DO THIS
What follows is a listing. Return every line of it exactly.

EXERCISE INPUT

┄┄┄┄┄┄┄┄┄┄

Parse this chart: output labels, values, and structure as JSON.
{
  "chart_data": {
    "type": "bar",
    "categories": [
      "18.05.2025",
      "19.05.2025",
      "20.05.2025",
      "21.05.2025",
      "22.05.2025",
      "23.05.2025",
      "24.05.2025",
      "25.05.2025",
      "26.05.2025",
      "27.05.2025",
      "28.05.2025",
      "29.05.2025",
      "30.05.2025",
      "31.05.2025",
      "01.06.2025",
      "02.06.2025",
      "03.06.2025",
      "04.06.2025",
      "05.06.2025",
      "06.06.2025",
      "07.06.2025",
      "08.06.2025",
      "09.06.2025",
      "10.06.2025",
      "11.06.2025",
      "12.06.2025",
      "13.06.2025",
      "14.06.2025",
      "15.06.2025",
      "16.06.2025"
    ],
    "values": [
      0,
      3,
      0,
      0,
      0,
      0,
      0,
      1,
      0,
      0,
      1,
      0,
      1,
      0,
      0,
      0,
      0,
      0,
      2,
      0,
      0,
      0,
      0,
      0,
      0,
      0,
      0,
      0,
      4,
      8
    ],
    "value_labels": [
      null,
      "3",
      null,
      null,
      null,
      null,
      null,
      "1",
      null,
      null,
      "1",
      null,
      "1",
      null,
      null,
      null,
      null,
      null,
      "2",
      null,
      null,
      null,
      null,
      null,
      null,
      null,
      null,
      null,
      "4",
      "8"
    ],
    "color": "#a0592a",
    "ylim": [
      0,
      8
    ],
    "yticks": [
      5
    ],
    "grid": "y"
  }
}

┄┄┄┄┄┄┄┄┄┄

EXERCISE OUTPUT
Parse this chart: output labels, values, and structure as JSON.
{
  "chart_data": {
    "type": "bar",
    "categories": [
      "18.05.2025",
      "19.05.2025",
      "20.05.2025",
      "21.05.2025",
      "22.05.2025",
      "23.05.2025",
      "24.05.2025",
      "25.05.2025",
      "26.05.2025",
      "27.05.2025",
      "28.05.2025",
      "29.05.2025",
      "30.05.2025",
      "31.05.2025",
      "01.06.2025",
      "02.06.2025",
      "03.06.2025",
      "04.06.2025",
      "05.06.2025",
      "06.06.2025",
      "07.06.2025",
      "08.06.2025",
      "09.06.2025",
      "10.06.2025",
      "11.06.2025",
      "12.06.2025",
      "13.06.2025",
      "14.06.2025",
      "15.06.2025",
      "16.06.2025"
    ],
    "values": [
      0,
      3,
      0,
      0,
      0,
      0,
      0,
      1,
      0,
      0,
      1,
      0,
      1,
      0,
      0,
      0,
      0,
      0,
      2,
      0,
      0,
      0,
      0,
      0,
      0,
      0,
      0,
      0,
      4,
      8
    ],
    "value_labels": [
      null,
      "3",
      null,
      null,
      null,
      null,
      null,
      "1",
      null,
      null,
      "1",
      null,
      "1",
      null,
      null,
      null,
      null,
      null,
      "2",
      null,
      null,
      null,
      null,
      null,
      null,
      null,
      null,
      null,
      "4",
      "8"
    ],
    "color": "#a0592a",
    "ylim": [
      0,
      8
    ],
    "yticks": [
      5
    ],
    "grid": "y"
  }
}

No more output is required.